■ Text under study:
The masticating juicer, also known as the cold-pressed or slow juicer, was invented in 1954 and was called the Champion Juicer. This was considered the best juicer on the market because of its ability to extract juice from nearly all fruits and vegetables. A health and fitness advocate named Jack Lalaine launched Jack Lalanne’s Power Juice juicers afterwards.

Then in 1993, Mr Kim invented the first twin gear juicer: The Greenpower Juicer. This type of juicer was designed off the mortar and pestle where the twin gears would press fruits and vegetables without the heat generated by high-speed blades. This way, the juice would still be full of nutrients and enzymes that could have been destroyed if it were processed by a centrifugal juicer.

From the 1990s onwards, juicers have become more efficient in extracting juice from fruits and vegetables and are no longer limited to juicing as seen by the case uses above. 

Do the use cases of a juicer change based on type?

Yes, the use cases of a juicer change based on the type of juicer it is. Some juicers are designed for certain produce such as citrus fruits or wheatgrass and not all juicers have the same yield

The fast juicer is the most popular type found in homes and is called the centrifugal juicer. The centrifugal juicer is affordable and can shred fruits and vegetables at 6,000 rotations per minute (RPM) to 14,000 rotations per minute. Produce is fed down a tube and is shredded by the blades where the juice is spun towards the sides of the spinning basket and through a screen and into your glass. However, the high speed of this juicer can compromise the quality of your juice and there is about 30% of solids (stems, pulp, fiber) in the juice. Additionally, produce with high fiber content, nuts, and seeds should not be juiced in this type of juicer.

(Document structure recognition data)
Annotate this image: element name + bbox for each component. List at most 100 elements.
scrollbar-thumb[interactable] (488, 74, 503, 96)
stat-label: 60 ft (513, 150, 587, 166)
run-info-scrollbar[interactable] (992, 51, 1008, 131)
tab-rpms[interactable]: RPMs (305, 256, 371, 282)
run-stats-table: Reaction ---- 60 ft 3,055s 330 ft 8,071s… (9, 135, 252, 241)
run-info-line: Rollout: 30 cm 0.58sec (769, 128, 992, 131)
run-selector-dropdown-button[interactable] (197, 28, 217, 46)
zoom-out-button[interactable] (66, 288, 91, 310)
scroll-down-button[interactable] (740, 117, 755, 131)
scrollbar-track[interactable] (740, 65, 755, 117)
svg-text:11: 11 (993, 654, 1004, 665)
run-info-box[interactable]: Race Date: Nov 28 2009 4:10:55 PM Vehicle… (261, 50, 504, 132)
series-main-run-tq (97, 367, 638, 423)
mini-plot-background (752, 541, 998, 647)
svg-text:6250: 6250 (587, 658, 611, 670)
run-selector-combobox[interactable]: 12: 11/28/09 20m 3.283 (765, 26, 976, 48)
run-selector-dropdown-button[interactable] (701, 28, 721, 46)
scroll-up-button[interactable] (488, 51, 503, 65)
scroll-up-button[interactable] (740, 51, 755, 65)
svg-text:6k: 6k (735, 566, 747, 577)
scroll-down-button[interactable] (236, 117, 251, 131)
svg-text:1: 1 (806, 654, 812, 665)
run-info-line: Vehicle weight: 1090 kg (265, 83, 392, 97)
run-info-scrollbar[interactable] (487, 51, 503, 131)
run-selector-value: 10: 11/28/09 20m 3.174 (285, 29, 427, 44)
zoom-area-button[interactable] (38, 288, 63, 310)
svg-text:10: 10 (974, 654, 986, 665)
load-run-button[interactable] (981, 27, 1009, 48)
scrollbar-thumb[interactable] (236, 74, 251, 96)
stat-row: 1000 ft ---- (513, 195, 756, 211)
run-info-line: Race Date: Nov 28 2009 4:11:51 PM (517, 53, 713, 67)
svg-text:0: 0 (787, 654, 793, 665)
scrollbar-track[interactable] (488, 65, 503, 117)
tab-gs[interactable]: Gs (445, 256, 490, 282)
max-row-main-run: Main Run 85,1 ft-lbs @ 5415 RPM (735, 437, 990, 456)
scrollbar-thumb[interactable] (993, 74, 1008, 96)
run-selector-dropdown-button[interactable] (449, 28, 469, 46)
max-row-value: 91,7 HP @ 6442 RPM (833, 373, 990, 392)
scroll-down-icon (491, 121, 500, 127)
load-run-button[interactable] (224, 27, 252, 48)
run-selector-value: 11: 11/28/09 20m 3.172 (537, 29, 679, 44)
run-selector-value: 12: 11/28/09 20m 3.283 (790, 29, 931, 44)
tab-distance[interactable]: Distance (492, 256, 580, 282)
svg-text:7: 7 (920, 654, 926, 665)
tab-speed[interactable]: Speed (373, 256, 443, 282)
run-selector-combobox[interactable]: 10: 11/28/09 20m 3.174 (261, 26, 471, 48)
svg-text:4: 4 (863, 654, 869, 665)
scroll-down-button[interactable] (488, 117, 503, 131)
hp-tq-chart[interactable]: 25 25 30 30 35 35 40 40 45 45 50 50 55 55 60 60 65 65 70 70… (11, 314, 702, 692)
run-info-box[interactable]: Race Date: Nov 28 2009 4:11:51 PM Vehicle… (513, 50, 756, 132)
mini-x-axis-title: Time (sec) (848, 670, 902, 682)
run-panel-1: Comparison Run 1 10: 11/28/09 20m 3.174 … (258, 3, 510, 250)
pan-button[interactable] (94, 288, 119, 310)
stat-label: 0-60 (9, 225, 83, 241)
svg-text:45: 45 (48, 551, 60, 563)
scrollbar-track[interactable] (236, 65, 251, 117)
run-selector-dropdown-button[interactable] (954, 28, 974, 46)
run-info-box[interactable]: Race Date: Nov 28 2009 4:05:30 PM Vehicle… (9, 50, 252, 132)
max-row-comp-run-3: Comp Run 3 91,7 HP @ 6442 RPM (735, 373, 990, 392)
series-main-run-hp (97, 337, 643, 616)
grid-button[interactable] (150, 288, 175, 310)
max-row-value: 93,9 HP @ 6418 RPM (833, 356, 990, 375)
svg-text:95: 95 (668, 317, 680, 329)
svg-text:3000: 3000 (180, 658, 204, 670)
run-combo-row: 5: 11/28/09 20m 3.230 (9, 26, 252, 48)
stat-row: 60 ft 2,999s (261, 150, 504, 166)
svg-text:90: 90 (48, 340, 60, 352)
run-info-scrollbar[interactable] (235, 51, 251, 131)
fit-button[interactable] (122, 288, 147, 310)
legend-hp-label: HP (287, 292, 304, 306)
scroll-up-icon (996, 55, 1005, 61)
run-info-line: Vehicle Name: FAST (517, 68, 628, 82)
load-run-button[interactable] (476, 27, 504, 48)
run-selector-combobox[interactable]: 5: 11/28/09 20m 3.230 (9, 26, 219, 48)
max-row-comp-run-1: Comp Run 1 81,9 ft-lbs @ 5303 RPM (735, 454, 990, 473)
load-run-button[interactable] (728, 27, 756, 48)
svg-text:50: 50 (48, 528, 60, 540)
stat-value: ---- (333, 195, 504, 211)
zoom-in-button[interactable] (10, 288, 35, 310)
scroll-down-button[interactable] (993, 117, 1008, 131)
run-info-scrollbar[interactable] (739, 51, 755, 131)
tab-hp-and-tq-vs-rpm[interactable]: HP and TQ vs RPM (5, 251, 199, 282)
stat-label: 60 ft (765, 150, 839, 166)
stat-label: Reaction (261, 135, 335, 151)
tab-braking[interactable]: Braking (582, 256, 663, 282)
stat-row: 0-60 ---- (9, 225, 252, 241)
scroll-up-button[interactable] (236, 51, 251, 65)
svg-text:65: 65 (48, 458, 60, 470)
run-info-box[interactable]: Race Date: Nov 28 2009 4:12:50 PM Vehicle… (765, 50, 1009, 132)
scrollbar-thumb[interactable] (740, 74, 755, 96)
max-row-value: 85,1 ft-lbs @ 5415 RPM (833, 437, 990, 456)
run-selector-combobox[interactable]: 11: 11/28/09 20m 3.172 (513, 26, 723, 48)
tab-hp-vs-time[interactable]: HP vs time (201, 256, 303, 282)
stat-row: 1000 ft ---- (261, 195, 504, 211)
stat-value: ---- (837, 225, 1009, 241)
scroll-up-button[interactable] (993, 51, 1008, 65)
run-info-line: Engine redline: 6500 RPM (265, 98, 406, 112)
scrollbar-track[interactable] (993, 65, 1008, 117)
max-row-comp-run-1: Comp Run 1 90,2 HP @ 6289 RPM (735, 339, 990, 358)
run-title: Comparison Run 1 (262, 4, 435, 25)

■ Instructions to follow:
Resume the text about juicers, picking up right after its final sentence.

■ Answer space:
There are also masticating juicers that will juice produce at 80 RPM to 100 RPM which does not oxidize juice as much as the previous type of juicer. These juicers are slower, have smaller chutes, and can be more expensive and bulky.

Then, there is the twin gear juicer which has two augers that will spin and pull the fruits and vegetables. The juice of produce is then extracted by pushing ingredients into a screen that allows some pulp through. 

Finally, there is the juice press which is the best and most expensive juicer on the market. A hydraulic juice press is also known as the two-stage juicer because produce is ground into a pulp and then extracted under pressure. This pneumatic juice press is where the term “cold-pressed” stems from and will give your juice the longest shelf life of 3 days to 5 days in the refrigerator. 

Which juicer is best for vegetables?

The best juicer for hard vegetables will be a centrifugal juicer while leafy green vegetables should be juiced in a masticating juicer. A centrifugal juicer will be able to quickly juice cucumbers and carrots but the rotation can cause the juice to oxidize quickly which is why it should be consumed immediately. For spinach, wheatgrass, or kale, the masticating juicer will take longer but will extract the juice well and can last longer. 

Does a juicer have more use cases than a blender?

No, a juicer does not have more use cases than a blender. Looking at the juicer vs. blender debate, the blender has more use cases because of its various blades and settings. Though both kitchen appliances have similar case uses the blender can be used to make sugar, vegetable rice, and dessert batter as well as be used to grind meat, breadcrumbs, and grains for flour.

What are the other kitchen tools with various use cases similar to juicer?

Other kitchen tools with various use cases similar to the juicer are the:

  • Blender: This electric appliance has a jug or body with rotating blades that are used to chop, puree, mix, and liquify ingredients.
  • Food processor: A food processor is a kitchen tool that is used to perform repetitive tasks such as grinding, pureeing, slicing, chopping, shredding, kneading, or mixing solid and liquid ingredients.
  • Grinder: A grinder has cutting blades that are used to slice and grind food into specific sizes or shapes depending on what blade is used.